START TASK INPUT

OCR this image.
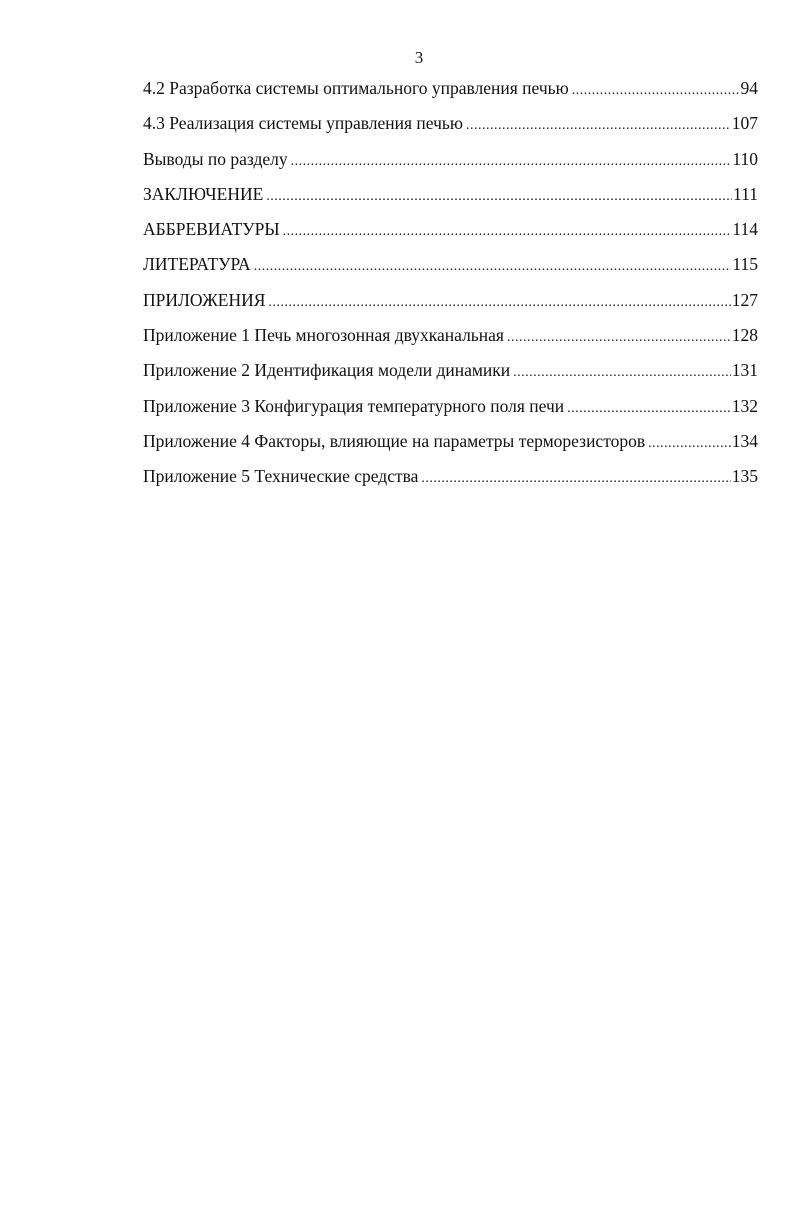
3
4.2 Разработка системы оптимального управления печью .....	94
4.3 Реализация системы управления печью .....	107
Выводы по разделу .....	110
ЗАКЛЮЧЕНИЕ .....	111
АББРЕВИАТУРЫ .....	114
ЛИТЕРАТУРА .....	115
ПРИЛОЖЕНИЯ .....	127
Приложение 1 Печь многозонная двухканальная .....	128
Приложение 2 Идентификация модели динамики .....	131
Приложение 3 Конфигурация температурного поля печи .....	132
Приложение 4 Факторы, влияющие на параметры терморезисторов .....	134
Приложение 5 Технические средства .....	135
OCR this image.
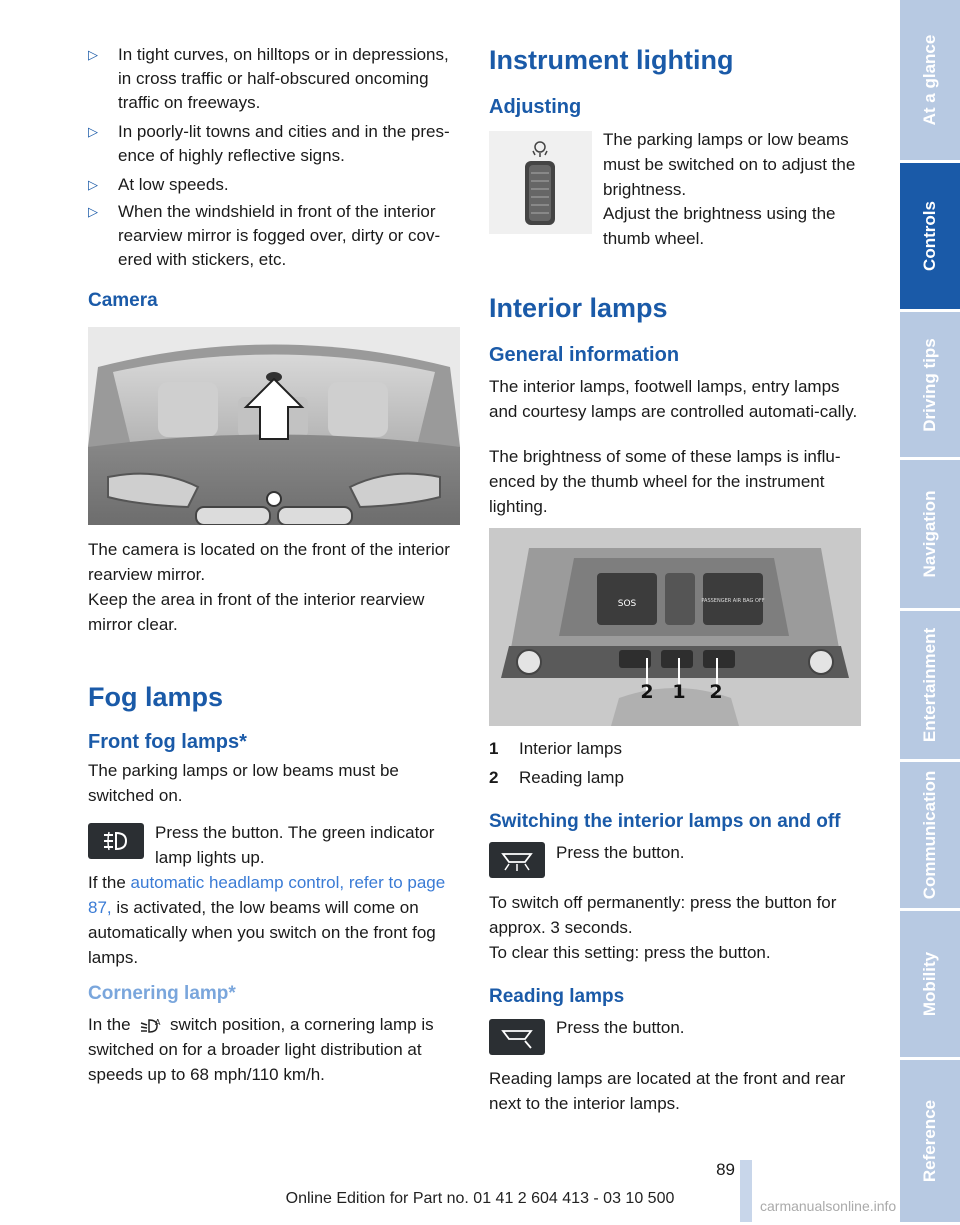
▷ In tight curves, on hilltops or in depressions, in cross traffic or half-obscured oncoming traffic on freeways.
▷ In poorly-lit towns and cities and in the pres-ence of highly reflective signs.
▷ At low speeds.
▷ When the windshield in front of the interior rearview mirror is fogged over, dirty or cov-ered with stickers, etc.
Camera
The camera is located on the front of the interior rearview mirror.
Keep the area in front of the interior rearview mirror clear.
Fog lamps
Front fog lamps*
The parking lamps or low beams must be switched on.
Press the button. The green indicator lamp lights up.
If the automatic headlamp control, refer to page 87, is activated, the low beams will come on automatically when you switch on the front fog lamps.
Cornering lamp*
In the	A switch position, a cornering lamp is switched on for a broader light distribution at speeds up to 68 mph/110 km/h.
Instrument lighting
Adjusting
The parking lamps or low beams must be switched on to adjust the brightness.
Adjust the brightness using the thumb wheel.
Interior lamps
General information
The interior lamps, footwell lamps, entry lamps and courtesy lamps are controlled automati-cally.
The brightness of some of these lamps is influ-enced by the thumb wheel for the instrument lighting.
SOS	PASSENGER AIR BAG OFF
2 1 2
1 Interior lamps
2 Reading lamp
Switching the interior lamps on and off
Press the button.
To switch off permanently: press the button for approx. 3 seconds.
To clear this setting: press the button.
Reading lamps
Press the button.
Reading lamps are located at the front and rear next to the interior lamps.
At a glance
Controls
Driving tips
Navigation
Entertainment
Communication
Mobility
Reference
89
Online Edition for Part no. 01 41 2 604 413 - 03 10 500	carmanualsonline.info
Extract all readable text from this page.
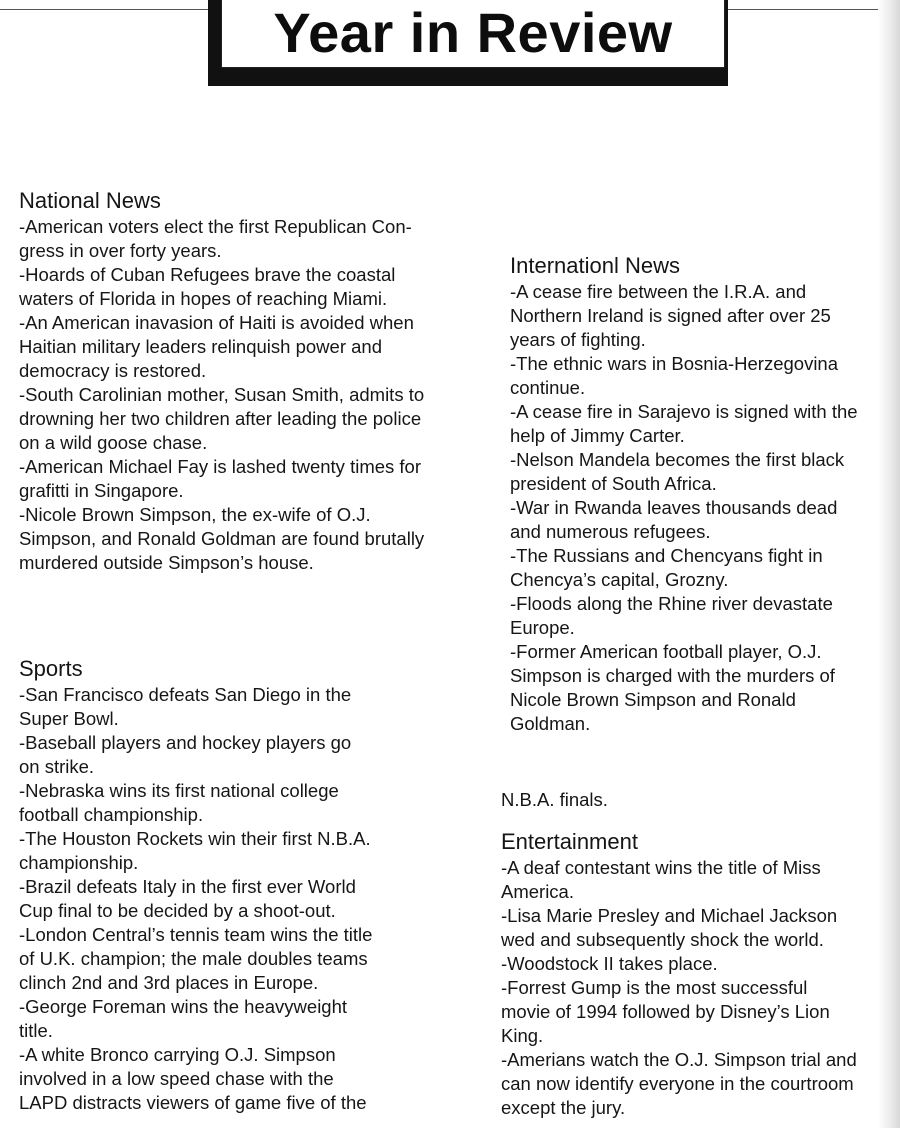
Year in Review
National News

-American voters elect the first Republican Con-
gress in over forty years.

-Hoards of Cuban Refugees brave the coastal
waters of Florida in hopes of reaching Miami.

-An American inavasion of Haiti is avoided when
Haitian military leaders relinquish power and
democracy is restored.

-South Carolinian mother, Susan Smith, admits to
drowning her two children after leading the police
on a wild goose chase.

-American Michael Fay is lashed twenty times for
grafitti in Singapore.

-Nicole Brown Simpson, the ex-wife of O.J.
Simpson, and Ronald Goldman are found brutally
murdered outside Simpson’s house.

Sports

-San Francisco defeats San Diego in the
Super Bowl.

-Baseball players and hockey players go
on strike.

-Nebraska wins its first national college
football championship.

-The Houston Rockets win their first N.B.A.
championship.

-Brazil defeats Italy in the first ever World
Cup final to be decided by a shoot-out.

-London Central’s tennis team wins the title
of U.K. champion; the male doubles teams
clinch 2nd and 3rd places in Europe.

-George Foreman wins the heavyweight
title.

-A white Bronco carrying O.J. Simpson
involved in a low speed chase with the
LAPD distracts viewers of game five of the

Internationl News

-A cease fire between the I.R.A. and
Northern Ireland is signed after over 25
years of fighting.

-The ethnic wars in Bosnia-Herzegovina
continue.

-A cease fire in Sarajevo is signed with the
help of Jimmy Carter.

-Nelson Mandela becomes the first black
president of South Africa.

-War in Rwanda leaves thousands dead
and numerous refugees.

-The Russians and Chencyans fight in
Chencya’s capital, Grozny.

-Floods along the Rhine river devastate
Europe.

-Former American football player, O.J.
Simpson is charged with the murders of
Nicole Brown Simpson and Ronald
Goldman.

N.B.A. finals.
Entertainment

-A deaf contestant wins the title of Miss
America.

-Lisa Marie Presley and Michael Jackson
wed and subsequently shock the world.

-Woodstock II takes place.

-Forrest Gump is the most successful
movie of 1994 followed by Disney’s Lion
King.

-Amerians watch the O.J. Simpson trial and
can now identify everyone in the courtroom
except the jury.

END TASK INPUT

• [EXERCISE OBJECTIVE] From the records above, pick out and copy each line holding the word "this".

• [TASK ANSWER]
OCR this image.
OCR this image.
To clear this setting: press the button.
Extract all readable text from this page.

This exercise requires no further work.